■ **EXERCISE AIM**: List each line in which the string "this" appears.

■ **TASK DATA**:
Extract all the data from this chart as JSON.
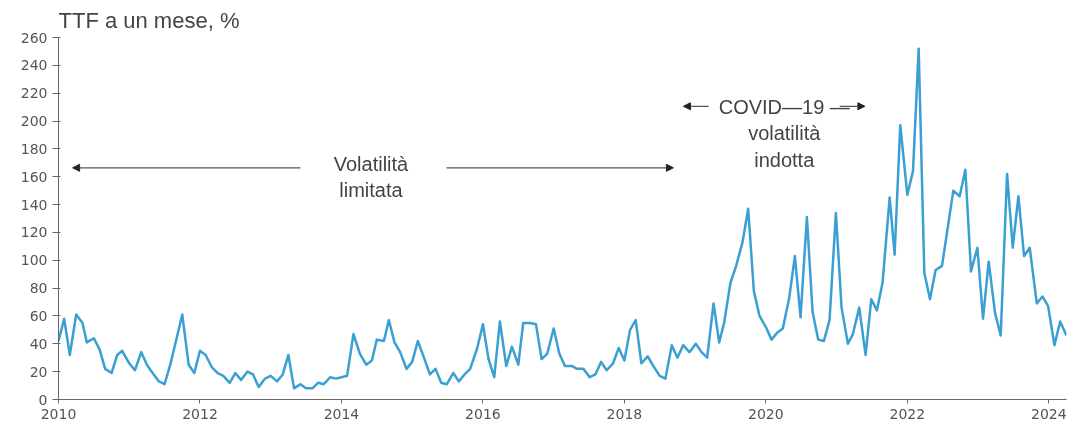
{
  "chart_data": {
    "type": "line",
    "title": "TTF a un mese, %",
    "x": [
      2010.0,
      2010.08,
      2010.16,
      2010.25,
      2010.34,
      2010.4,
      2010.5,
      2010.58,
      2010.66,
      2010.75,
      2010.83,
      2010.9,
      2011.0,
      2011.08,
      2011.17,
      2011.25,
      2011.33,
      2011.42,
      2011.5,
      2011.58,
      2011.67,
      2011.75,
      2011.84,
      2011.92,
      2012.0,
      2012.08,
      2012.17,
      2012.25,
      2012.33,
      2012.42,
      2012.5,
      2012.58,
      2012.67,
      2012.75,
      2012.83,
      2012.92,
      2013.0,
      2013.09,
      2013.17,
      2013.25,
      2013.33,
      2013.42,
      2013.5,
      2013.59,
      2013.67,
      2013.75,
      2013.84,
      2013.92,
      2014.0,
      2014.08,
      2014.17,
      2014.26,
      2014.35,
      2014.43,
      2014.5,
      2014.6,
      2014.67,
      2014.75,
      2014.83,
      2014.92,
      2015.0,
      2015.08,
      2015.16,
      2015.25,
      2015.33,
      2015.41,
      2015.49,
      2015.58,
      2015.66,
      2015.74,
      2015.82,
      2015.92,
      2016.0,
      2016.08,
      2016.16,
      2016.24,
      2016.33,
      2016.41,
      2016.5,
      2016.57,
      2016.67,
      2016.75,
      2016.83,
      2016.91,
      2017.0,
      2017.08,
      2017.16,
      2017.26,
      2017.33,
      2017.42,
      2017.51,
      2017.59,
      2017.67,
      2017.75,
      2017.84,
      2017.92,
      2018.0,
      2018.08,
      2018.16,
      2018.24,
      2018.33,
      2018.41,
      2018.5,
      2018.58,
      2018.67,
      2018.75,
      2018.83,
      2018.92,
      2019.01,
      2019.09,
      2019.17,
      2019.26,
      2019.34,
      2019.41,
      2019.5,
      2019.58,
      2019.67,
      2019.75,
      2019.83,
      2019.91,
      2020.0,
      2020.08,
      2020.16,
      2020.24,
      2020.33,
      2020.41,
      2020.49,
      2020.58,
      2020.66,
      2020.74,
      2020.82,
      2020.9,
      2020.99,
      2021.07,
      2021.16,
      2021.23,
      2021.32,
      2021.41,
      2021.49,
      2021.57,
      2021.65,
      2021.75,
      2021.82,
      2021.9,
      2022.0,
      2022.08,
      2022.16,
      2022.24,
      2022.32,
      2022.4,
      2022.49,
      2022.57,
      2022.65,
      2022.74,
      2022.82,
      2022.9,
      2022.99,
      2023.07,
      2023.15,
      2023.24,
      2023.32,
      2023.41,
      2023.49,
      2023.57,
      2023.65,
      2023.73,
      2023.83,
      2023.91,
      2023.99,
      2024.08,
      2024.16,
      2024.25
    ],
    "series": [
      {
        "color": "#3a9fd1",
        "values": [
          42,
          58,
          32,
          61,
          55,
          41,
          44,
          36,
          22,
          19,
          32,
          35,
          26,
          21,
          34,
          25,
          19,
          13,
          11,
          25,
          44,
          61,
          25,
          19,
          35,
          32,
          23,
          19,
          17,
          12,
          19,
          14,
          20,
          18,
          9,
          15,
          17,
          13,
          18,
          32,
          8,
          11,
          8,
          8,
          12,
          11,
          16,
          15,
          16,
          17,
          47,
          33,
          25,
          28,
          43,
          42,
          57,
          41,
          34,
          22,
          27,
          42,
          31,
          18,
          22,
          12,
          11,
          19,
          13,
          18,
          22,
          37,
          54,
          29,
          16,
          56,
          24,
          38,
          25,
          55,
          55,
          54,
          29,
          33,
          51,
          33,
          24,
          24,
          22,
          22,
          16,
          18,
          27,
          21,
          26,
          37,
          28,
          50,
          57,
          26,
          31,
          24,
          17,
          15,
          39,
          30,
          39,
          34,
          40,
          34,
          30,
          69,
          41,
          55,
          84,
          96,
          113,
          137,
          78,
          60,
          52,
          43,
          48,
          51,
          73,
          103,
          59,
          131,
          63,
          43,
          42,
          57,
          134,
          66,
          40,
          47,
          66,
          32,
          72,
          64,
          84,
          145,
          104,
          197,
          147,
          164,
          252,
          91,
          72,
          93,
          96,
          123,
          150,
          146,
          165,
          92,
          109,
          58,
          99,
          62,
          46,
          162,
          109,
          146,
          103,
          109,
          69,
          74,
          67,
          39,
          56,
          46
        ]
      }
    ],
    "xlim": [
      2010,
      2024.25
    ],
    "xticks": [
      2010,
      2012,
      2014,
      2016,
      2018,
      2020,
      2022,
      2024
    ],
    "ylim": [
      0,
      260
    ],
    "yticks": [
      0,
      20,
      40,
      60,
      80,
      100,
      120,
      140,
      160,
      180,
      200,
      220,
      240,
      260
    ],
    "grid": false,
    "annotations": [
      "Volatilità\nlimitata",
      "COVID—19 —\nvolatilità\nindotta"
    ]
  }
}
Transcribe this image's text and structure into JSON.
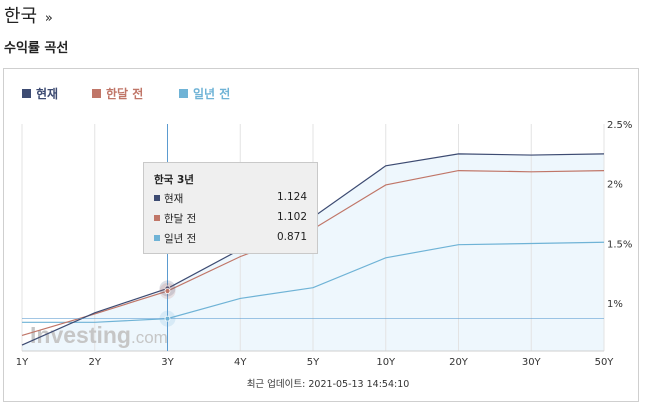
{
  "page": {
    "title": "한국",
    "title_suffix": "»",
    "section_title": "수익률 곡선"
  },
  "watermark": {
    "main": "Investing",
    "suffix": ".com"
  },
  "colors": {
    "current": "#3d4b72",
    "month_ago": "#c07668",
    "year_ago": "#6fb3d6",
    "area_fill": "#eef7fd",
    "crosshair": "#5b9bd0"
  },
  "tooltip": {
    "title": "한국 3년",
    "rows": [
      {
        "label": "현재",
        "value": "1.124"
      },
      {
        "label": "한달 전",
        "value": "1.102"
      },
      {
        "label": "일년 전",
        "value": "0.871"
      }
    ]
  },
  "update": {
    "label": "최근 업데이트:",
    "timestamp": "2021-05-13 14:54:10"
  },
  "chart_data": {
    "type": "line",
    "categories": [
      "1Y",
      "2Y",
      "3Y",
      "4Y",
      "5Y",
      "10Y",
      "20Y",
      "30Y",
      "50Y"
    ],
    "series": [
      {
        "name": "현재",
        "values": [
          0.65,
          0.92,
          1.124,
          1.45,
          1.72,
          2.15,
          2.25,
          2.24,
          2.25
        ],
        "color": "#3d4b72"
      },
      {
        "name": "한달 전",
        "values": [
          0.73,
          0.91,
          1.102,
          1.39,
          1.62,
          1.99,
          2.11,
          2.1,
          2.11
        ],
        "color": "#c07668"
      },
      {
        "name": "일년 전",
        "values": [
          0.84,
          0.84,
          0.871,
          1.04,
          1.13,
          1.38,
          1.49,
          1.5,
          1.51
        ],
        "color": "#6fb3d6"
      }
    ],
    "y_ticks": [
      "1%",
      "1.5%",
      "2%",
      "2.5%"
    ],
    "ylim": [
      0.6,
      2.5
    ],
    "highlighted_category": "3Y",
    "crosshair_value": 0.871,
    "legend_position": "top-left",
    "grid": "vertical"
  }
}
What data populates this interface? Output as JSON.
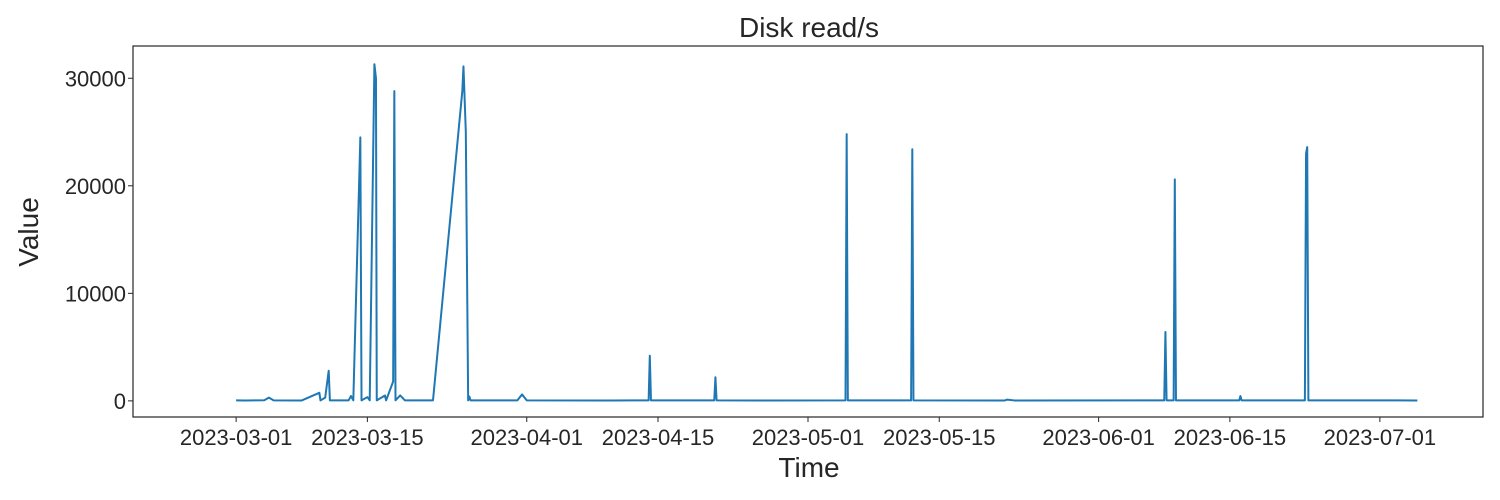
{
  "chart_data": {
    "type": "line",
    "title": "Disk read/s",
    "xlabel": "Time",
    "ylabel": "Value",
    "xlim": [
      "2023-02-18",
      "2023-07-12"
    ],
    "ylim": [
      -1500,
      33000
    ],
    "xticks": [
      "2023-03-01",
      "2023-03-15",
      "2023-04-01",
      "2023-04-15",
      "2023-05-01",
      "2023-05-15",
      "2023-06-01",
      "2023-06-15",
      "2023-07-01"
    ],
    "yticks": [
      0,
      10000,
      20000,
      30000
    ],
    "grid": false,
    "line_color": "#1f77b4",
    "series": [
      {
        "points": [
          [
            "2023-03-01",
            50
          ],
          [
            "2023-03-02",
            40
          ],
          [
            "2023-03-04",
            60
          ],
          [
            "2023-03-04 12:00",
            300
          ],
          [
            "2023-03-05",
            50
          ],
          [
            "2023-03-08",
            40
          ],
          [
            "2023-03-09 21:00",
            750
          ],
          [
            "2023-03-10",
            40
          ],
          [
            "2023-03-10 12:00",
            300
          ],
          [
            "2023-03-10 21:00",
            2800
          ],
          [
            "2023-03-11",
            50
          ],
          [
            "2023-03-13",
            50
          ],
          [
            "2023-03-13 06:00",
            450
          ],
          [
            "2023-03-13 12:00",
            50
          ],
          [
            "2023-03-14 06:00",
            24500
          ],
          [
            "2023-03-14 09:00",
            50
          ],
          [
            "2023-03-15",
            350
          ],
          [
            "2023-03-15 06:00",
            50
          ],
          [
            "2023-03-15 18:00",
            31300
          ],
          [
            "2023-03-15 22:00",
            30000
          ],
          [
            "2023-03-16",
            50
          ],
          [
            "2023-03-16 21:00",
            500
          ],
          [
            "2023-03-17",
            50
          ],
          [
            "2023-03-17 18:00",
            1800
          ],
          [
            "2023-03-17 21:00",
            28800
          ],
          [
            "2023-03-18",
            50
          ],
          [
            "2023-03-18 12:00",
            500
          ],
          [
            "2023-03-19",
            50
          ],
          [
            "2023-03-22",
            50
          ],
          [
            "2023-03-25 03:00",
            28800
          ],
          [
            "2023-03-25 06:00",
            31100
          ],
          [
            "2023-03-25 12:00",
            25000
          ],
          [
            "2023-03-25 18:00",
            50
          ],
          [
            "2023-03-25 21:00",
            400
          ],
          [
            "2023-03-26",
            50
          ],
          [
            "2023-03-31",
            50
          ],
          [
            "2023-03-31 12:00",
            600
          ],
          [
            "2023-04-01",
            50
          ],
          [
            "2023-04-10",
            40
          ],
          [
            "2023-04-14",
            50
          ],
          [
            "2023-04-14 03:00",
            4200
          ],
          [
            "2023-04-14 06:00",
            50
          ],
          [
            "2023-04-21",
            50
          ],
          [
            "2023-04-21 03:00",
            2200
          ],
          [
            "2023-04-21 06:00",
            50
          ],
          [
            "2023-04-26",
            40
          ],
          [
            "2023-05-05",
            50
          ],
          [
            "2023-05-05 03:00",
            24800
          ],
          [
            "2023-05-05 06:00",
            50
          ],
          [
            "2023-05-12",
            50
          ],
          [
            "2023-05-12 03:00",
            23400
          ],
          [
            "2023-05-12 06:00",
            50
          ],
          [
            "2023-05-22",
            40
          ],
          [
            "2023-05-22 06:00",
            120
          ],
          [
            "2023-05-23",
            40
          ],
          [
            "2023-06-08",
            50
          ],
          [
            "2023-06-08 03:00",
            6400
          ],
          [
            "2023-06-08 06:00",
            50
          ],
          [
            "2023-06-09",
            50
          ],
          [
            "2023-06-09 03:00",
            20600
          ],
          [
            "2023-06-09 06:00",
            50
          ],
          [
            "2023-06-16",
            50
          ],
          [
            "2023-06-16 03:00",
            450
          ],
          [
            "2023-06-16 06:00",
            50
          ],
          [
            "2023-06-23",
            50
          ],
          [
            "2023-06-23 03:00",
            23000
          ],
          [
            "2023-06-23 06:00",
            23600
          ],
          [
            "2023-06-23 09:00",
            50
          ],
          [
            "2023-07-05",
            40
          ]
        ]
      }
    ]
  }
}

■ **ANSWER TO THE EXERCISE**:
Extract all the data from this chart as JSON.
Transcribe this image's text and structure into JSON.
What data populates this interface? Output as JSON.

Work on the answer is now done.